» What to produce
Answer with nothing but the number of lines that include the word "Température".

» Material to process
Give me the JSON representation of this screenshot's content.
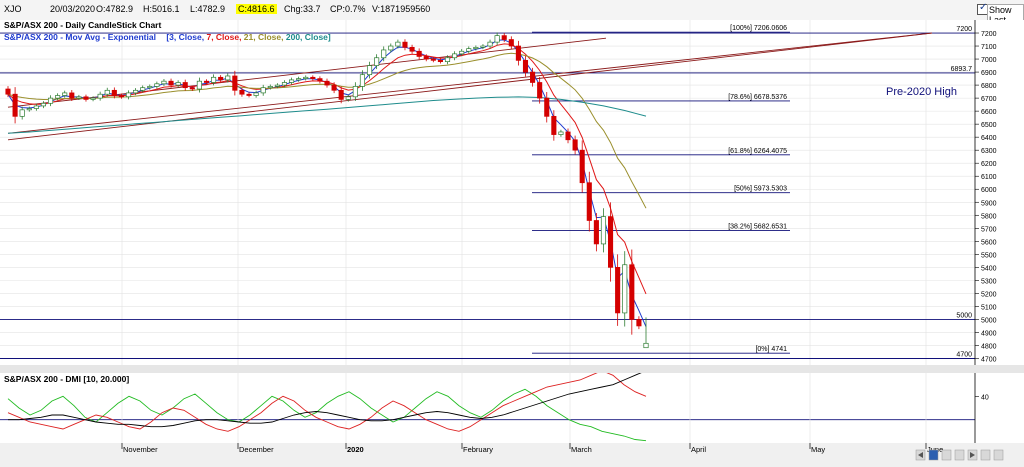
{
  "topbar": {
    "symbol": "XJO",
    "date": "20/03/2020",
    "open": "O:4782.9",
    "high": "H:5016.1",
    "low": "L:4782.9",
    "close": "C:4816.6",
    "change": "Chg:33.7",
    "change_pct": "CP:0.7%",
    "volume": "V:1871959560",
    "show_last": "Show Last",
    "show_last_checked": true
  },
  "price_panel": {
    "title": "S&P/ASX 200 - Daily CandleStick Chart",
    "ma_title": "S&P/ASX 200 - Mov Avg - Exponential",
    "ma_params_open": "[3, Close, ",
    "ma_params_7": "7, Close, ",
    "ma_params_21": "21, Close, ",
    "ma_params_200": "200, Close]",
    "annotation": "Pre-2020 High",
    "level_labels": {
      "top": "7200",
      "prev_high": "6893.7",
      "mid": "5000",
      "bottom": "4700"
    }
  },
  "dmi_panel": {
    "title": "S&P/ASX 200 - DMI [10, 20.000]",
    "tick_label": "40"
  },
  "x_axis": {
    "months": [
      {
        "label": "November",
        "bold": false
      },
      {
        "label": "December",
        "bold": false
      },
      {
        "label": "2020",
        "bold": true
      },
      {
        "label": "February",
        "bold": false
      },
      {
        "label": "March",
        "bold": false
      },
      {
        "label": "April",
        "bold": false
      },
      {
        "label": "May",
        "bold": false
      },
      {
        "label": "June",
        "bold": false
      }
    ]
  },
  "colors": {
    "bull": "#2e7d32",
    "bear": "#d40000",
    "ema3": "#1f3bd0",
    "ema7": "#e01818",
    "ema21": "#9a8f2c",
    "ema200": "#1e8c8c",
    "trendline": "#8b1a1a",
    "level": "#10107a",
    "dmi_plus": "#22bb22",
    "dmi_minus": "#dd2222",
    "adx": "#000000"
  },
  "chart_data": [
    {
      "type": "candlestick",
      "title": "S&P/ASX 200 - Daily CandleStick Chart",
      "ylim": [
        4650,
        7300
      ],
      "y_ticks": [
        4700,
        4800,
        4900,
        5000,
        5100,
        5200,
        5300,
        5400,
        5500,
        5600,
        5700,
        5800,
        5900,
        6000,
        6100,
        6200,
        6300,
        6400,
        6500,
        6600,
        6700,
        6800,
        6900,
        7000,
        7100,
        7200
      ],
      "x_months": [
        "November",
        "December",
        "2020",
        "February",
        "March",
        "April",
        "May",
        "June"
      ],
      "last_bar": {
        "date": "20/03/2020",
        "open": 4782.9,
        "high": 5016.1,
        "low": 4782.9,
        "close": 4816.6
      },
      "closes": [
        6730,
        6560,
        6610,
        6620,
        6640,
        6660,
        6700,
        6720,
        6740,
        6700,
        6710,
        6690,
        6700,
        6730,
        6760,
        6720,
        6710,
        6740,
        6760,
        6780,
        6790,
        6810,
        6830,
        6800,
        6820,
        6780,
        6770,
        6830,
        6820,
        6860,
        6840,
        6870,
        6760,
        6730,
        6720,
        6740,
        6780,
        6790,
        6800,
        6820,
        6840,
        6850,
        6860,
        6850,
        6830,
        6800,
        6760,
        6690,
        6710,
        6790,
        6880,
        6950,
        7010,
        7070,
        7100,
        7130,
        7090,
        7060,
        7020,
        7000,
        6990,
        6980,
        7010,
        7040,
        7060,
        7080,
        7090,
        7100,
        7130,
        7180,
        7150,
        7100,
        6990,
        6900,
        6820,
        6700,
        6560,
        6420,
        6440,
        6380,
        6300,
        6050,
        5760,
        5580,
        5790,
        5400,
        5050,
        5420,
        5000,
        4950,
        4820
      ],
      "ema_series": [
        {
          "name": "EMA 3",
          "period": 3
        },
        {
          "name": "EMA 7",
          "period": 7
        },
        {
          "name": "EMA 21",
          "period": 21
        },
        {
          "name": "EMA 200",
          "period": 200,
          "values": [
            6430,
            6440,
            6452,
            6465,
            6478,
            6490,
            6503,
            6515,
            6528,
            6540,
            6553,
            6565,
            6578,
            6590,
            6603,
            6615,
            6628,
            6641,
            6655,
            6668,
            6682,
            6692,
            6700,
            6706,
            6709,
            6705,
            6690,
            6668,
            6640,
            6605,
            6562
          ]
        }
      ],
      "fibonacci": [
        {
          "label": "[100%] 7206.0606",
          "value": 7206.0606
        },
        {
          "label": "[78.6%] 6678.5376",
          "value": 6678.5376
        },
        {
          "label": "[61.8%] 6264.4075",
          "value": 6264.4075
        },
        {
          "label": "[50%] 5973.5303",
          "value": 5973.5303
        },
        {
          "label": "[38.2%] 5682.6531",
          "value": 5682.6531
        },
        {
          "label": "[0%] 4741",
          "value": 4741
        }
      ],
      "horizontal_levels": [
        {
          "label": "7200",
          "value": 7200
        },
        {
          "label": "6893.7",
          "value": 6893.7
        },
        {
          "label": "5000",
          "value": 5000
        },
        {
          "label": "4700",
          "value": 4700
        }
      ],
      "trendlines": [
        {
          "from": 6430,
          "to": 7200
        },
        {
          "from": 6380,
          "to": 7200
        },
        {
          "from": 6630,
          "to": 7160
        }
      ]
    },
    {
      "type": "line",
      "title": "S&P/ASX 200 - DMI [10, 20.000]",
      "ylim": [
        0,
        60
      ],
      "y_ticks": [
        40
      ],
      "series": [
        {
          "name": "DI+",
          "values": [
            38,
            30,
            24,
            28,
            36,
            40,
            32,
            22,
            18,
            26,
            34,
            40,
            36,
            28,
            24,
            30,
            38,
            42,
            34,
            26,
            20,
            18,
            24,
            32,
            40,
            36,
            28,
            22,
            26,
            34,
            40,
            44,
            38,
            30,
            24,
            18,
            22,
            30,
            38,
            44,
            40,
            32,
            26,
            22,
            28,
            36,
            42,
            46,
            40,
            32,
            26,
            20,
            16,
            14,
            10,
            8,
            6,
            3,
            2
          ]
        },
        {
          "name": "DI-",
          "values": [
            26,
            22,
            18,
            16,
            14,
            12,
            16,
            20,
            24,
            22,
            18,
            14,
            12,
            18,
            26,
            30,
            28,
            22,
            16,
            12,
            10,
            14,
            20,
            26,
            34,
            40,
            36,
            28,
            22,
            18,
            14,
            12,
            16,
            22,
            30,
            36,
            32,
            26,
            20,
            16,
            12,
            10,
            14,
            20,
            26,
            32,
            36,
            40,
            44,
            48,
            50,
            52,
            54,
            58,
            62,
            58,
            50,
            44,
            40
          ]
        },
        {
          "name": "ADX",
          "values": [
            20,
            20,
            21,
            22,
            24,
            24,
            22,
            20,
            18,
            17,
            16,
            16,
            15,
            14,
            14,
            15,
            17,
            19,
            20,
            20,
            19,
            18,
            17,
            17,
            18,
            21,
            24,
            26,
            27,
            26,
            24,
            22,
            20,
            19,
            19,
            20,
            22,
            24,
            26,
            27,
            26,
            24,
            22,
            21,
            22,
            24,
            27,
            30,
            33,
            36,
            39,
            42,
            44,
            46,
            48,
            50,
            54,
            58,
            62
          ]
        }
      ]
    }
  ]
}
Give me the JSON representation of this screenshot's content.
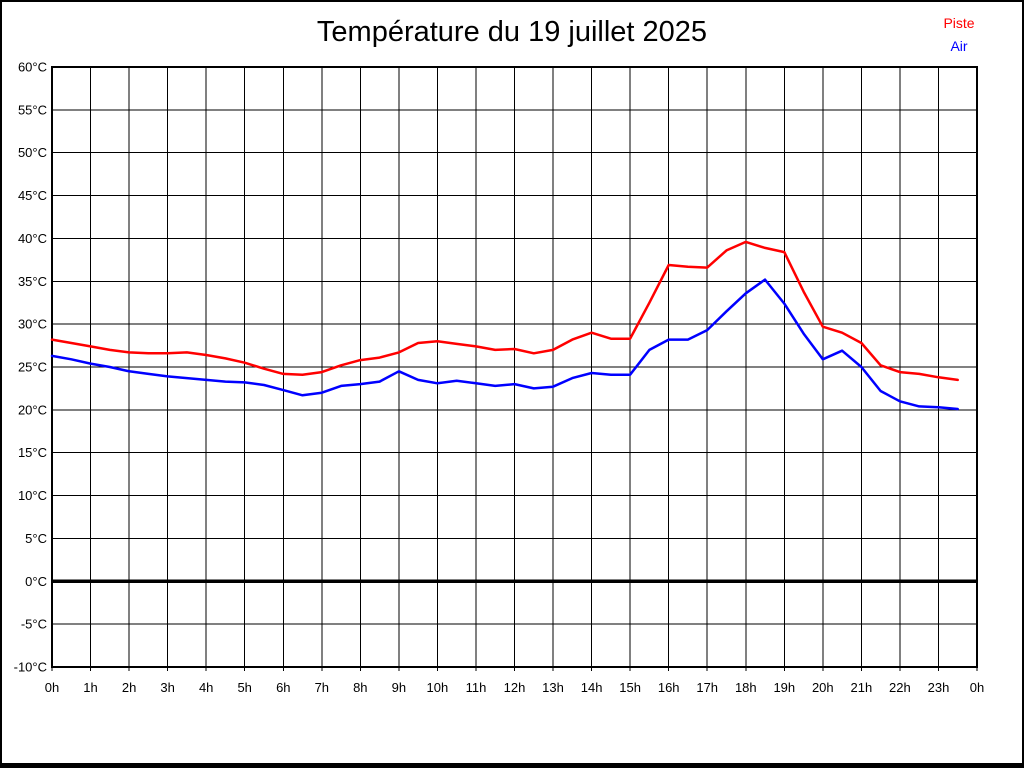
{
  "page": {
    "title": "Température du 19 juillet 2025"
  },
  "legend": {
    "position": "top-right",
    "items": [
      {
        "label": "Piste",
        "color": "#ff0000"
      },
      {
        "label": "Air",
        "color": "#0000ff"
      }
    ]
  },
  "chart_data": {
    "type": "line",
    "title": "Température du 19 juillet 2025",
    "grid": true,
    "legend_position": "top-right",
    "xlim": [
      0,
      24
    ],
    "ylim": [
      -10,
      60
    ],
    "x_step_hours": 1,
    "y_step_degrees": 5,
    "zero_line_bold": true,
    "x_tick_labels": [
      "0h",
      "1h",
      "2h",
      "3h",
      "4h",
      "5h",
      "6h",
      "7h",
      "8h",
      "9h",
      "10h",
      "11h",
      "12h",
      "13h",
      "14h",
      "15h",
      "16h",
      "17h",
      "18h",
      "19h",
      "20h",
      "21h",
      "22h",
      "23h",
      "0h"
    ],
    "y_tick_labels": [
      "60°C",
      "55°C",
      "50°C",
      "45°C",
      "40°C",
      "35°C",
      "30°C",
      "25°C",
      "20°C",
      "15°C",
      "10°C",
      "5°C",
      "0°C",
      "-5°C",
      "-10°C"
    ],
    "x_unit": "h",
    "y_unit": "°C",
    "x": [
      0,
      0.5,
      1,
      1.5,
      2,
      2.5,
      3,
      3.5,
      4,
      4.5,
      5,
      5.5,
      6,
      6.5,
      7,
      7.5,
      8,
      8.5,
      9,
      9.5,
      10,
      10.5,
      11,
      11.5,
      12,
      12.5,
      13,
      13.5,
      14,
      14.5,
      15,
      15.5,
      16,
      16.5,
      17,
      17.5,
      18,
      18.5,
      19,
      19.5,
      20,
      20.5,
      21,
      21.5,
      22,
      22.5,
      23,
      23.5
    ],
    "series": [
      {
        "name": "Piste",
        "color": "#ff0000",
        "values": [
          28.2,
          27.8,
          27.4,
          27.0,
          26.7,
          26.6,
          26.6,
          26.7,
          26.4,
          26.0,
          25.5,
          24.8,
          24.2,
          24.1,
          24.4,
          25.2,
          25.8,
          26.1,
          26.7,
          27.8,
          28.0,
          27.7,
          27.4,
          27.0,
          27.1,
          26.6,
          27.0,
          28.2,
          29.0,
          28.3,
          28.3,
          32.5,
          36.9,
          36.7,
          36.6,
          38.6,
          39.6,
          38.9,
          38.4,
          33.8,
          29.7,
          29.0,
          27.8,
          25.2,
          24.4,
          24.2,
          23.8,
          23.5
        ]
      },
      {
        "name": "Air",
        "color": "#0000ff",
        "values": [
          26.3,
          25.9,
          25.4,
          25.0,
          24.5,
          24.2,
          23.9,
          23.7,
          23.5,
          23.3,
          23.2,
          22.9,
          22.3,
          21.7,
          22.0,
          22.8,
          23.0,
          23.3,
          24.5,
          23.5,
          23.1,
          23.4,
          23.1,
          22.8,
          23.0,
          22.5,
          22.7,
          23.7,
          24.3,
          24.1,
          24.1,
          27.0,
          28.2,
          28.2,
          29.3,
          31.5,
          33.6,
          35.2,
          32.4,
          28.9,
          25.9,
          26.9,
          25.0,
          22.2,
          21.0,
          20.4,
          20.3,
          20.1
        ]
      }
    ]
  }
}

» Worked answer
2